**Aim of the exercise**
Each line holding the word "Joepen" counts once; give the total and nothing more.

============================================================

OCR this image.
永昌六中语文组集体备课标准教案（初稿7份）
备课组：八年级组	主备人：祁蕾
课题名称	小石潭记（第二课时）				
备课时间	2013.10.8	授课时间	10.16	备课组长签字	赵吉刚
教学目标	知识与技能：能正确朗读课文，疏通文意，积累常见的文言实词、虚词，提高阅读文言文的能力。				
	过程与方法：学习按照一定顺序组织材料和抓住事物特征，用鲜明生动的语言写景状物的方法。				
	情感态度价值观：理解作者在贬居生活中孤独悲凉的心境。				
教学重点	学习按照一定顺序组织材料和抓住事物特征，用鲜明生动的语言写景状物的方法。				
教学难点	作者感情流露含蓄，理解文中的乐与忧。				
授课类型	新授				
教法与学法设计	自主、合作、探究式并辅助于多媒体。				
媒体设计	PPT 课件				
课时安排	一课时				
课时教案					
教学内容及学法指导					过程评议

============================================================

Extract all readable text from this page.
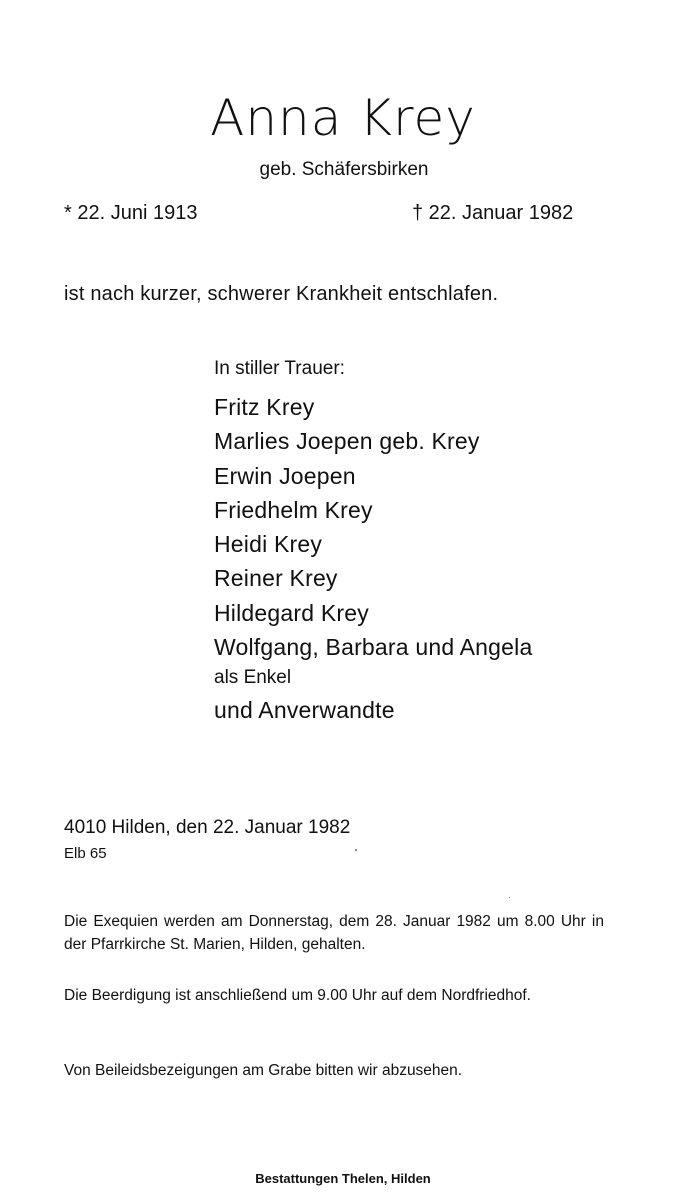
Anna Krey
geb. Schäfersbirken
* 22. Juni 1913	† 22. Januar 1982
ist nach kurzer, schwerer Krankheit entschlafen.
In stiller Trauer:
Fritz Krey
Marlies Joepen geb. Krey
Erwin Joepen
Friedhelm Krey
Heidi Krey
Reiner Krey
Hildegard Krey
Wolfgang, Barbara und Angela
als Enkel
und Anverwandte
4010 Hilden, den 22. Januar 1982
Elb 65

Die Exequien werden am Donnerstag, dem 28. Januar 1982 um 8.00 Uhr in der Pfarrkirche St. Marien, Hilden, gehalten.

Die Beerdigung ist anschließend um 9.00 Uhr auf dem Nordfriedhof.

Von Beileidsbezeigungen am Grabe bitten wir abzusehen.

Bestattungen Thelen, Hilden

============================================================

**Completed exercise**
2